### Objective
In the data below, find every line with the string "предоставляется" and pull it out.
## begin
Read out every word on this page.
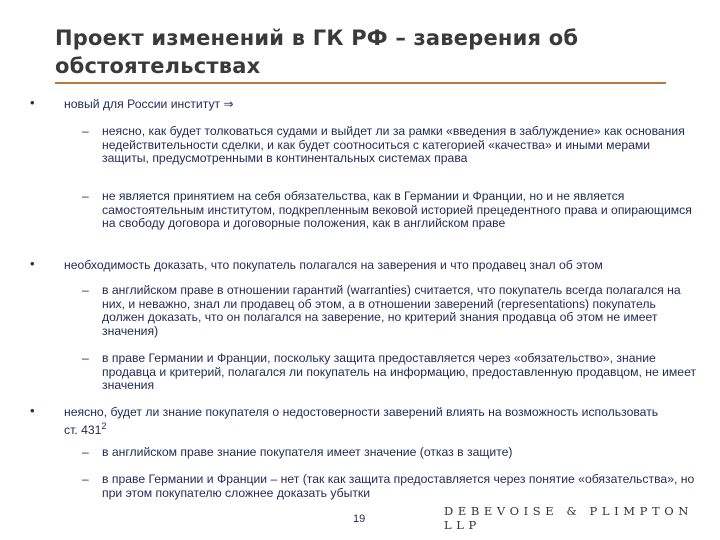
Проект изменений в ГК РФ – заверения об обстоятельствах
• новый для России институт ⇒
– неясно, как будет толковаться судами и выйдет ли за рамки «введения в заблуждение» как основания недействительности сделки, и как будет соотноситься с категорией «качества» и иными мерами защиты, предусмотренными в континентальных системах права
– не является принятием на себя обязательства, как в Германии и Франции, но и не является самостоятельным институтом, подкрепленным вековой историей прецедентного права и опирающимся на свободу договора и договорные положения, как в английском праве
• необходимость доказать, что покупатель полагался на заверения и что продавец знал об этом
– в английском праве в отношении гарантий (warranties) считается, что покупатель всегда полагался на них, и неважно, знал ли продавец об этом, а в отношении заверений (representations) покупатель должен доказать, что он полагался на заверение, но критерий знания продавца об этом не имеет значения)
– в праве Германии и Франции, поскольку защита предоставляется через «обязательство», знание продавца и критерий, полагался ли покупатель на информацию, предоставленную продавцом, не имеет значения
• неясно, будет ли знание покупателя о недостоверности заверений влиять на возможность использовать ст. $431^2$
– в английском праве знание покупателя имеет значение (отказ в защите)
– в праве Германии и Франции – нет (так как защита предоставляется через понятие «обязательства», но при этом покупателю сложнее доказать убытки
19
DEBEVOISE & PLIMPTON LLP
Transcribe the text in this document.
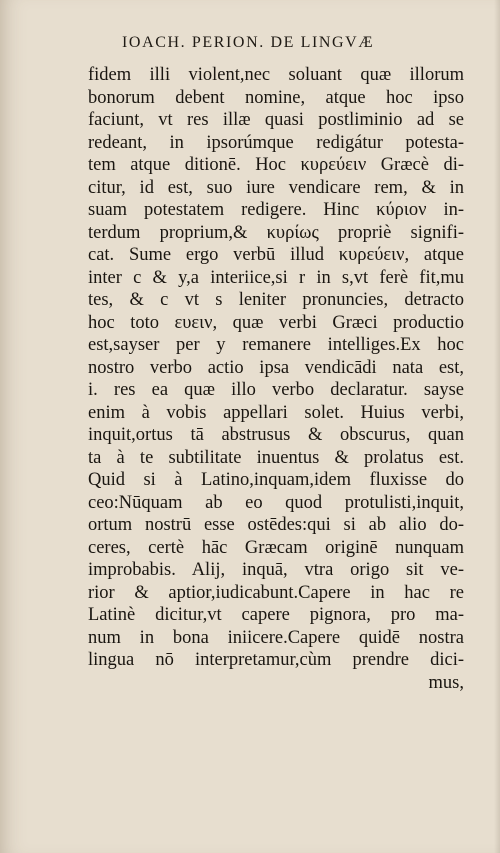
IOACH. PERION. DE LINGVÆ
fidem illi violent,nec soluant quæ illorum
bonorum debent nomine, atque hoc ipso
faciunt, vt res illæ quasi postliminio ad se
redeant, in ipsorúmque redigátur potesta-
tem atque ditionē. Hoc κυρεύειν Græcè di-
citur, id est, suo iure vendicare rem, & in
suam potestatem redigere. Hinc κύριον in-
terdum proprium,& κυρίως propriè signifi-
cat. Sume ergo verbū illud κυρεύειν, atque
inter c & y,a interiice,si r in s,vt ferè fit,mu
tes, & c vt s leniter pronuncies, detracto
hoc toto ευειν, quæ verbi Græci productio
est,sayser per y remanere intelliges.Ex hoc
nostro verbo actio ipsa vendicādi nata est,
i. res ea quæ illo verbo declaratur. sayse
enim à vobis appellari solet. Huius verbi,
inquit,ortus tā abstrusus & obscurus, quan
ta à te subtilitate inuentus & prolatus est.
Quid si à Latino,inquam,idem fluxisse do
ceo:Nūquam ab eo quod protulisti,inquit,
ortum nostrū esse ostēdes:qui si ab alio do-
ceres, certè hāc Græcam originē nunquam
improbabis. Alij, inquā, vtra origo sit ve-
rior & aptior,iudicabunt.Capere in hac re
Latinè dicitur,vt capere pignora, pro ma-
num in bona iniicere.Capere quidē nostra
lingua nō interpretamur,cùm prendre dici-
mus,
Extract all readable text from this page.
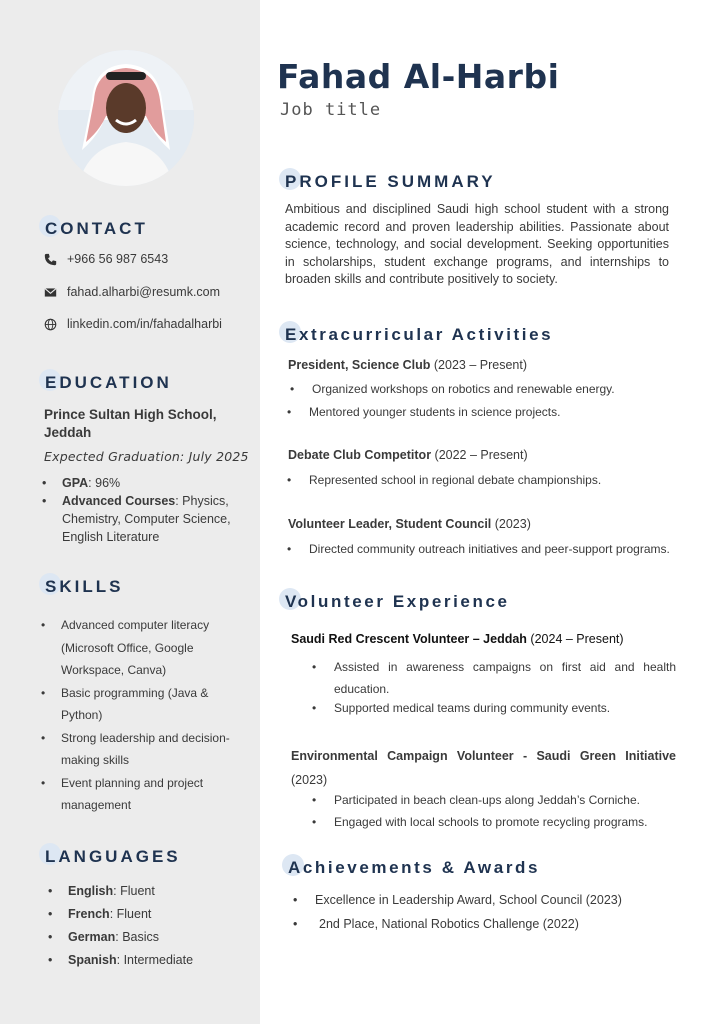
CONTACT
+966 56 987 6543
fahad.alharbi@resumk.com
linkedin.com/in/fahadalharbi
EDUCATION
Prince Sultan High School, Jeddah
Expected Graduation: July 2025
• GPA: 96%
• Advanced Courses: Physics, Chemistry, Computer Science, English Literature
SKILLS
• Advanced computer literacy (Microsoft Office, Google Workspace, Canva)
• Basic programming (Java & Python)
• Strong leadership and decision-making skills
• Event planning and project management
LANGUAGES
• English: Fluent
• French: Fluent
• German: Basics
• Spanish: Intermediate
Fahad Al-Harbi
Job title
PROFILE SUMMARY
Ambitious and disciplined Saudi high school student with a strong academic record and proven leadership abilities. Passionate about science, technology, and social development. Seeking opportunities in scholarships, student exchange programs, and internships to broaden skills and contribute positively to society.
Extracurricular Activities
President, Science Club (2023 – Present)
• Organized workshops on robotics and renewable energy.
• Mentored younger students in science projects.
Debate Club Competitor (2022 – Present)
• Represented school in regional debate championships.
Volunteer Leader, Student Council (2023)
• Directed community outreach initiatives and peer-support programs.
Volunteer Experience
Saudi Red Crescent Volunteer – Jeddah (2024 – Present)
• Assisted in awareness campaigns on first aid and health education.
• Supported medical teams during community events.
Environmental Campaign Volunteer - Saudi Green Initiative (2023)
• Participated in beach clean-ups along Jeddah’s Corniche.
• Engaged with local schools to promote recycling programs.
Achievements & Awards
• Excellence in Leadership Award, School Council (2023)
• 2nd Place, National Robotics Challenge (2022)
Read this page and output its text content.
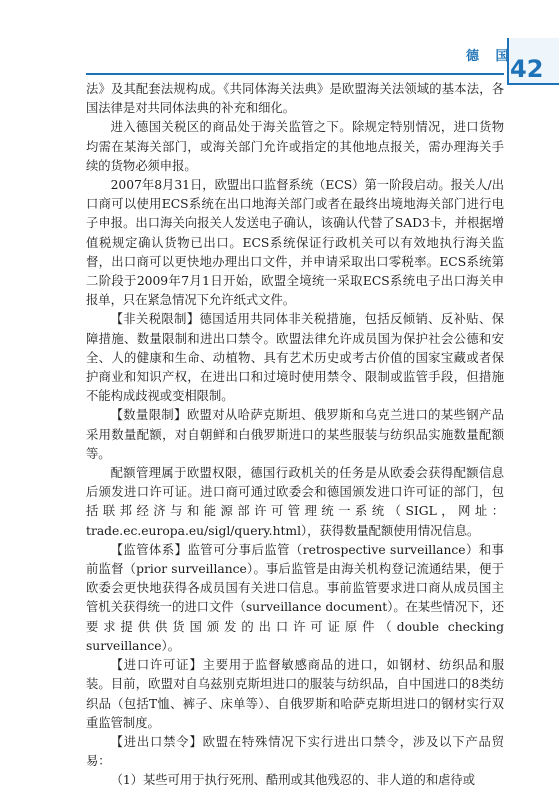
德 国
42

法》及其配套法规构成。《共同体海关法典》是欧盟海关法领域的基本法，各国法律是对共同体法典的补充和细化。

进入德国关税区的商品处于海关监管之下。除规定特别情况，进口货物均需在某海关部门，或海关部门允许或指定的其他地点报关，需办理海关手续的货物必须申报。

2007年8月31日，欧盟出口监督系统（ECS）第一阶段启动。报关人/出口商可以使用ECS系统在出口地海关部门或者在最终出境地海关部门进行电子申报。出口海关向报关人发送电子确认，该确认代替了SAD3卡，并根据增值税规定确认货物已出口。ECS系统保证行政机关可以有效地执行海关监督，出口商可以更快地办理出口文件，并申请采取出口零税率。ECS系统第二阶段于2009年7月1日开始，欧盟全境统一采取ECS系统电子出口海关申报单，只在紧急情况下允许纸式文件。

【非关税限制】德国适用共同体非关税措施，包括反倾销、反补贴、保障措施、数量限制和进出口禁令。欧盟法律允许成员国为保护社会公德和安全、人的健康和生命、动植物、具有艺术历史或考古价值的国家宝藏或者保护商业和知识产权，在进出口和过境时使用禁令、限制或监管手段，但措施不能构成歧视或变相限制。

【数量限制】欧盟对从哈萨克斯坦、俄罗斯和乌克兰进口的某些钢产品采用数量配额，对自朝鲜和白俄罗斯进口的某些服装与纺织品实施数量配额等。

配额管理属于欧盟权限，德国行政机关的任务是从欧委会获得配额信息后颁发进口许可证。进口商可通过欧委会和德国颁发进口许可证的部门，包括联邦经济与和能源部许可管理统一系统（SIGL，网址：trade.ec.europa.eu/sigl/query.html），获得数量配额使用情况信息。

【监管体系】监管可分事后监管（retrospective surveillance）和事前监督（prior surveillance）。事后监管是由海关机构登记流通结果，便于欧委会更快地获得各成员国有关进口信息。事前监管要求进口商从成员国主管机关获得统一的进口文件（surveillance document）。在某些情况下，还要求提供供货国颁发的出口许可证原件（double checking surveillance）。

【进口许可证】主要用于监督敏感商品的进口，如钢材、纺织品和服装。目前，欧盟对自乌兹别克斯坦进口的服装与纺织品，自中国进口的8类纺织品（包括T恤、裤子、床单等）、自俄罗斯和哈萨克斯坦进口的钢材实行双重监管制度。

【进出口禁令】欧盟在特殊情况下实行进出口禁令，涉及以下产品贸易：

（1）某些可用于执行死刑、酷刑或其他残忍的、非人道的和虐待或
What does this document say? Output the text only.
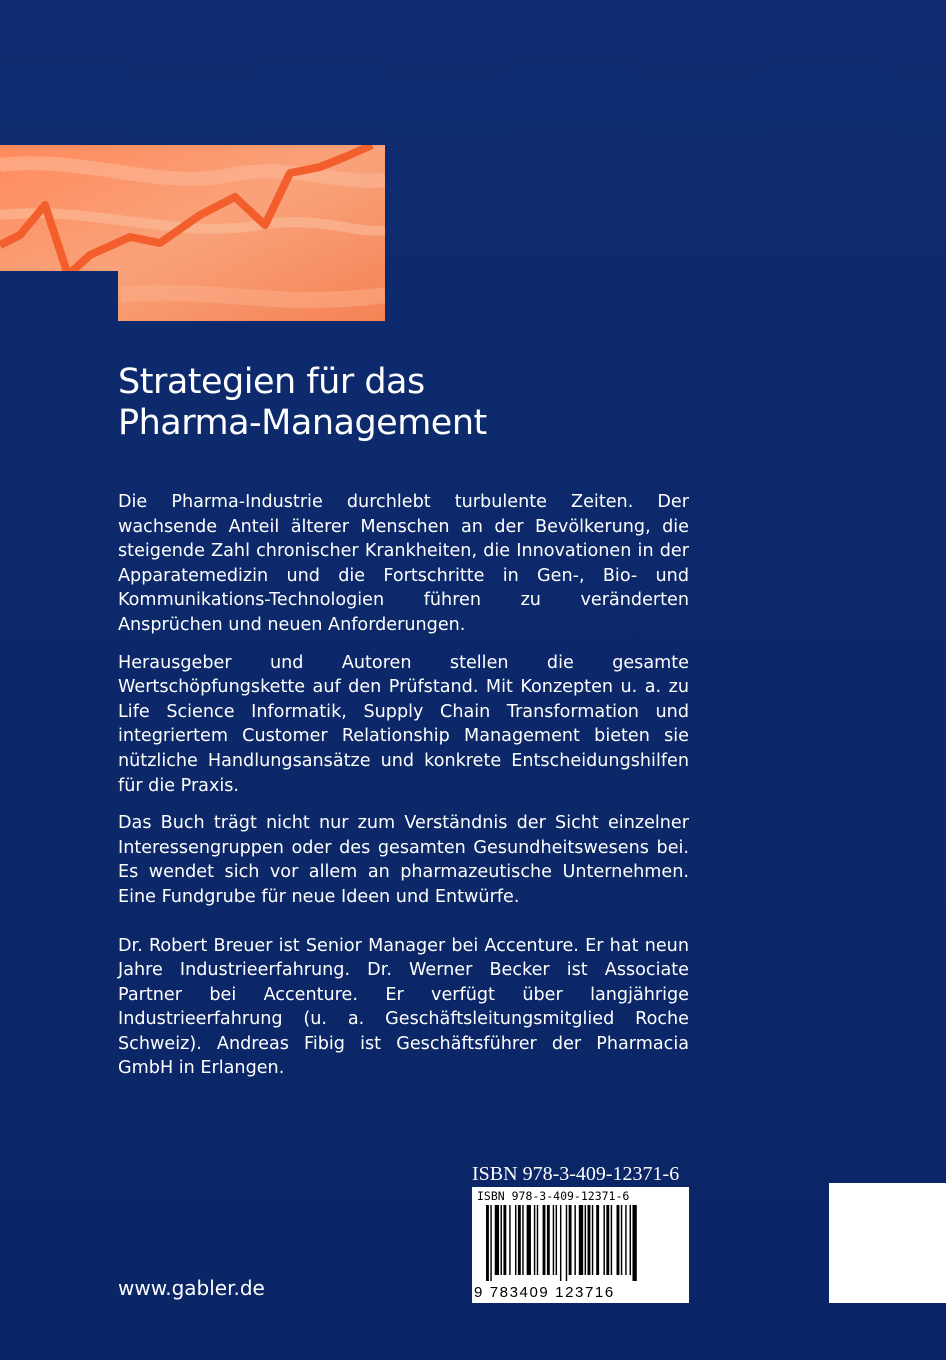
Strategien für das
Pharma-Management

Die Pharma-Industrie durchlebt turbulente Zeiten. Der wachsende Anteil älterer Menschen an der Bevölkerung, die steigende Zahl chronischer Krankheiten, die Innovationen in der Apparatemedizin und die Fortschritte in Gen-, Bio- und Kommunikations-Technologien führen zu veränderten Ansprüchen und neuen Anforderungen.

Herausgeber und Autoren stellen die gesamte Wertschöpfungskette auf den Prüfstand. Mit Konzepten u. a. zu Life Science Informatik, Supply Chain Transformation und integriertem Customer Relationship Management bieten sie nützliche Handlungsansätze und konkrete Entscheidungshilfen für die Praxis.

Das Buch trägt nicht nur zum Verständnis der Sicht einzelner Interessengruppen oder des gesamten Gesundheitswesens bei. Es wendet sich vor allem an pharmazeutische Unternehmen. Eine Fundgrube für neue Ideen und Entwürfe.

Dr. Robert Breuer ist Senior Manager bei Accenture. Er hat neun Jahre Industrieerfahrung. Dr. Werner Becker ist Associate Partner bei Accenture. Er verfügt über langjährige Industrieerfahrung (u. a. Geschäftsleitungsmitglied Roche Schweiz). Andreas Fibig ist Geschäftsführer der Pharmacia GmbH in Erlangen.

www.gabler.de
ISBN 978-3-409-12371-6
ISBN 978-3-409-12371-6
9 783409 123716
## end
### Task solution
– в праве Германии и Франции, поскольку защита предоставляется через «обязательство», знание продавца и критерий, полагался ли покупатель на информацию, предоставленную продавцом, не имеет значения
– в праве Германии и Франции – нет (так как защита предоставляется через понятие «обязательства», но при этом покупателю сложнее доказать убытки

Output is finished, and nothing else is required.